* _Exercise requirements_
Will you write out the data exactly, excluding every picture?

* _Data in this exercise_

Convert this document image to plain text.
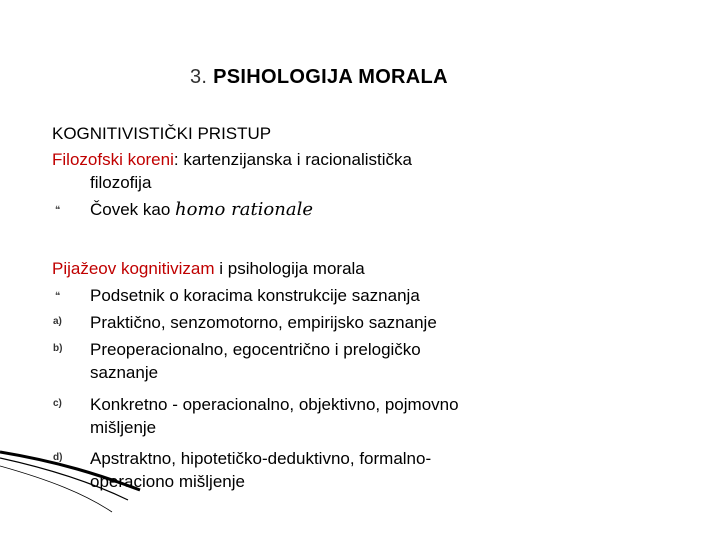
3. PSIHOLOGIJA MORALA
KOGNITIVISTIČKI PRISTUP
Filozofski koreni: kartenzijanska i racionalistička
filozofija
❝ Čovek kao homo rationale
Pijažeov kognitivizam i psihologija morala
❝ Podsetnik o koracima konstrukcije saznanja
a) Praktično, senzomotorno, empirijsko saznanje
b) Preoperacionalno, egocentrično i prelogičko
saznanje
c) Konkretno - operacionalno, objektivno, pojmovno
mišljenje
d) Apstraktno, hipotetičko-deduktivno, formalno-
operaciono mišljenje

* _The completed task_
Convert this document image to plain text.
3. PSIHOLOGIJA MORALA
KOGNITIVISTIČKI PRISTUP
Filozofski koreni: kartenzijanska i racionalistička
filozofija
❝ Čovek kao homo rationale
Pijažeov kognitivizam i psihologija morala
❝ Podsetnik o koracima konstrukcije saznanja
a) Praktično, senzomotorno, empirijsko saznanje
b) Preoperacionalno, egocentrično i prelogičko
saznanje
c) Konkretno - operacionalno, objektivno, pojmovno
mišljenje
d) Apstraktno, hipotetičko-deduktivno, formalno-
operaciono mišljenje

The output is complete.